---- Dataset records

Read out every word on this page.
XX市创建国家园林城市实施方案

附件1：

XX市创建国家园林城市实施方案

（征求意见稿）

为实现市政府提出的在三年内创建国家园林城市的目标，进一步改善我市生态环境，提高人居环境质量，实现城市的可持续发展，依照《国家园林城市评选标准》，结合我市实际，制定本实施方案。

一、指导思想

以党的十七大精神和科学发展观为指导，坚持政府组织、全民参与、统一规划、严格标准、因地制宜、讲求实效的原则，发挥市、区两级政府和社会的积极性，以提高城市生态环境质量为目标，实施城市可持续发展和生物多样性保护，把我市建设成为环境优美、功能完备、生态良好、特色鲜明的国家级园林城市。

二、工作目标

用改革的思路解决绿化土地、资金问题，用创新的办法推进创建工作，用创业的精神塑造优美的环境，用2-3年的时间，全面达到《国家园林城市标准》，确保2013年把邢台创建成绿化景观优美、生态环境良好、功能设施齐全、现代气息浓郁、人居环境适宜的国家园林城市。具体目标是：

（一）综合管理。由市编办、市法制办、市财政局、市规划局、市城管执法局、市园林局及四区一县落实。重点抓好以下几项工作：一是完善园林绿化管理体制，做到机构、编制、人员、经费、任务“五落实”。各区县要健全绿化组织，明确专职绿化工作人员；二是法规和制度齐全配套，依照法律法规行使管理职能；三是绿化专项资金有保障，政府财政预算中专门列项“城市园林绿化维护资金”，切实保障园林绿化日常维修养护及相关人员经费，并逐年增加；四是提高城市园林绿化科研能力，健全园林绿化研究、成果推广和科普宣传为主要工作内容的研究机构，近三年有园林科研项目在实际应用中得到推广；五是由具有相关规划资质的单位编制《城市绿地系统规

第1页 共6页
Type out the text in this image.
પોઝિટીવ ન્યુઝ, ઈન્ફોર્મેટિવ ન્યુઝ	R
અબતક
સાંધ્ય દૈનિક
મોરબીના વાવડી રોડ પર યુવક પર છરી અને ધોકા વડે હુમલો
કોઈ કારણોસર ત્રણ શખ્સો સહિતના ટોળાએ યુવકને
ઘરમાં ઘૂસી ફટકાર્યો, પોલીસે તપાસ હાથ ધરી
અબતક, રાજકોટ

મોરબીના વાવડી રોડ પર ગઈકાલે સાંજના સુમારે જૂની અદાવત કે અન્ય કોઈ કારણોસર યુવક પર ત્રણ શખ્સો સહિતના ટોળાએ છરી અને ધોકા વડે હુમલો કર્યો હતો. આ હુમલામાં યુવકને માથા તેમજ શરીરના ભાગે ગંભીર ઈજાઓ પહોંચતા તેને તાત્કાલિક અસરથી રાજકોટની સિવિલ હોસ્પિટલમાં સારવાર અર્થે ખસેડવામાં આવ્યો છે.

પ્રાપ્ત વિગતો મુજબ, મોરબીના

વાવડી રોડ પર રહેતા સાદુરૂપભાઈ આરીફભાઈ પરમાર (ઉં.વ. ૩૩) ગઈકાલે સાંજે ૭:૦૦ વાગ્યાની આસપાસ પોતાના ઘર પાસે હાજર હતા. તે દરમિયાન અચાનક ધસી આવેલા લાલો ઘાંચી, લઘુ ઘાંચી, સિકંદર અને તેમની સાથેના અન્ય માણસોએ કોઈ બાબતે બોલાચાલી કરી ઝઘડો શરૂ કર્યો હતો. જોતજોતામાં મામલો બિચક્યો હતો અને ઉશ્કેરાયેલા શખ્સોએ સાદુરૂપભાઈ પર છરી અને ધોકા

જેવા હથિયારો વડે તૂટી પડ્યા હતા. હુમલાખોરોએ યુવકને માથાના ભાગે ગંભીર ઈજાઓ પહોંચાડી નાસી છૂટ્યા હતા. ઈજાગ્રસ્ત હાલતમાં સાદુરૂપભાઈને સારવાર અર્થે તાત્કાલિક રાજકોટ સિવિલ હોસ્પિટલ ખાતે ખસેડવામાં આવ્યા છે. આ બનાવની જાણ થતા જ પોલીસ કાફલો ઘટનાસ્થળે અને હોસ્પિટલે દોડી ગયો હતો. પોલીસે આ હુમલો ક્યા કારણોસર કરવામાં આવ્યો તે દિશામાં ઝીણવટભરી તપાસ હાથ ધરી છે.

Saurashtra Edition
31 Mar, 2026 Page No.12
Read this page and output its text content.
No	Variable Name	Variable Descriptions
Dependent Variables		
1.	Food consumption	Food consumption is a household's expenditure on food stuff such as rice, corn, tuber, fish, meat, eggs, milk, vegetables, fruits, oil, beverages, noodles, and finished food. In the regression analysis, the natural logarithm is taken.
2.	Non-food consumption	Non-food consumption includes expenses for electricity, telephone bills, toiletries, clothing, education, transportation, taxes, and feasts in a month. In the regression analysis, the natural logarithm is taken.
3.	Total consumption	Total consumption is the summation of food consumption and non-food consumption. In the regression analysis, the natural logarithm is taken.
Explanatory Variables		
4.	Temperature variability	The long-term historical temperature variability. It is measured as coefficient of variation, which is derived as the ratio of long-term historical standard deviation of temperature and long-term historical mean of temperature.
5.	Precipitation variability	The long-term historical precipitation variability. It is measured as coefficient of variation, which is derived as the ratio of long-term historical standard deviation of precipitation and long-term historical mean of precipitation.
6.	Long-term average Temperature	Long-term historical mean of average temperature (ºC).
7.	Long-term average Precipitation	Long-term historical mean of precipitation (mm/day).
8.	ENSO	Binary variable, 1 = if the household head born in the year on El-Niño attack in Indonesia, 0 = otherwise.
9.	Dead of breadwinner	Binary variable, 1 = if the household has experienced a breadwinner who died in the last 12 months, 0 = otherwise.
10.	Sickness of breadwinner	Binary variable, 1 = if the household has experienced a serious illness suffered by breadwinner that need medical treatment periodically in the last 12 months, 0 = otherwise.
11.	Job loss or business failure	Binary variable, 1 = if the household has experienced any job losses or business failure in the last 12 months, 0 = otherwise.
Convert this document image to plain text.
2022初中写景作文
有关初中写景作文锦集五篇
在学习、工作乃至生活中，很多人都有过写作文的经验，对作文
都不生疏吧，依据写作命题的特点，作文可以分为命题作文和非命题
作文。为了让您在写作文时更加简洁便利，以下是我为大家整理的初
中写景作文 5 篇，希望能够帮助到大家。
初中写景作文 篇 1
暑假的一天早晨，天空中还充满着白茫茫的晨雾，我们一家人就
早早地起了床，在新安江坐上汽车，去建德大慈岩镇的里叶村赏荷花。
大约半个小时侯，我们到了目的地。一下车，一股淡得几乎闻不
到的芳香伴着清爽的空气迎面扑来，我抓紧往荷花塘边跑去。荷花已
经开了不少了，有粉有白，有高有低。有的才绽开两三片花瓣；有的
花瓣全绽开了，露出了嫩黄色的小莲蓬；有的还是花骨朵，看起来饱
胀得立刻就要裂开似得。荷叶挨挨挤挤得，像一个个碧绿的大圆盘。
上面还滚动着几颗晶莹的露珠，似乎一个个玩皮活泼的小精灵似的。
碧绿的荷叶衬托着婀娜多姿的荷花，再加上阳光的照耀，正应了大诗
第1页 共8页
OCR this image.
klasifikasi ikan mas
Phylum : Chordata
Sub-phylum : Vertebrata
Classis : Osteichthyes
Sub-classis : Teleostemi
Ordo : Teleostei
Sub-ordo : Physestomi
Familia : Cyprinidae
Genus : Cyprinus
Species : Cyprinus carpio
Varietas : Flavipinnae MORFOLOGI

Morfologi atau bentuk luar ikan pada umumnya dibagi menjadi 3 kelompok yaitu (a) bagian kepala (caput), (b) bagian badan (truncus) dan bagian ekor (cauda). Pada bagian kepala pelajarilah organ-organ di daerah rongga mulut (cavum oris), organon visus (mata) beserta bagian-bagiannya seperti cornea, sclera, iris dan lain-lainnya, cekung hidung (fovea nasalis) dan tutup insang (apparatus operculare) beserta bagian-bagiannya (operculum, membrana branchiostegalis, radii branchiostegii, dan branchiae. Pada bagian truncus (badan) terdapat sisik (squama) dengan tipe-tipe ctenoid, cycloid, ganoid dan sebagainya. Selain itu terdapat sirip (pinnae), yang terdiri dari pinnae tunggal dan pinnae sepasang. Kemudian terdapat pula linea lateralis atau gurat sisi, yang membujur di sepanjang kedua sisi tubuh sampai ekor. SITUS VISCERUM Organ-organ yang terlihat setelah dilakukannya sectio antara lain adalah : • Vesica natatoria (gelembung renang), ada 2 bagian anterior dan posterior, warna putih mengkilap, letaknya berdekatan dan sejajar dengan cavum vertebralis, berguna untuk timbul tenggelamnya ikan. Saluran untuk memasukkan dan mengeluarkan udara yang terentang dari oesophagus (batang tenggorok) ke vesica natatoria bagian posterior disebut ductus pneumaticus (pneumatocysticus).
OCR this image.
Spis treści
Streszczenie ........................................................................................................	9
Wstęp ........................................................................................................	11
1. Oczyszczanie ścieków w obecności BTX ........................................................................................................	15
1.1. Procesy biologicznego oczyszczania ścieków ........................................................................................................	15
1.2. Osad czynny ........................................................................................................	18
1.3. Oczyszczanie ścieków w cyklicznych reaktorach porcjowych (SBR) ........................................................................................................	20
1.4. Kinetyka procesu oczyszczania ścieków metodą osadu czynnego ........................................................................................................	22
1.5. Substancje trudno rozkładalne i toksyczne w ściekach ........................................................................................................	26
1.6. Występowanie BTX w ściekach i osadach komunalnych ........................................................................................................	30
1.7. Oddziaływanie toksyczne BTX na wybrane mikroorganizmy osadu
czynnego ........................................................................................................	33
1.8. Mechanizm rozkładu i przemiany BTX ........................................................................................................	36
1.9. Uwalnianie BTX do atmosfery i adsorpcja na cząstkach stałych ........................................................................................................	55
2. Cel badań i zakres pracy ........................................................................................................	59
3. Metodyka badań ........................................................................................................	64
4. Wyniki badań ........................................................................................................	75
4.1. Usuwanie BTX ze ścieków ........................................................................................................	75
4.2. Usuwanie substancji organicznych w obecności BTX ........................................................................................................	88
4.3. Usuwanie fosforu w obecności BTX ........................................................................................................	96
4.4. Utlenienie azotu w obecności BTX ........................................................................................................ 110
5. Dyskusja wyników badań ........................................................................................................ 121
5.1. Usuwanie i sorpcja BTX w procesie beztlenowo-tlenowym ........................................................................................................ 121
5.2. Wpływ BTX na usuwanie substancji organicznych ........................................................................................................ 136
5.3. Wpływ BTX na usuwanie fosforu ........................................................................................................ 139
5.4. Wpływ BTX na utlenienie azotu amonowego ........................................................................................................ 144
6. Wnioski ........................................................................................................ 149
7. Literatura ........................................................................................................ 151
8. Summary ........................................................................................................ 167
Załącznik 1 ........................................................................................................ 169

--------

◆ **Written request**: Copy out each line of the listing that holds "last".

◆ **The output**:
9.	Dead of breadwinner	Binary variable, 1 = if the household has experienced a breadwinner who died in the last 12 months, 0 = otherwise.
10.	Sickness of breadwinner	Binary variable, 1 = if the household has experienced a serious illness suffered by breadwinner that need medical treatment periodically in the last 12 months, 0 = otherwise.
11.	Job loss or business failure	Binary variable, 1 = if the household has experienced any job losses or business failure in the last 12 months, 0 = otherwise.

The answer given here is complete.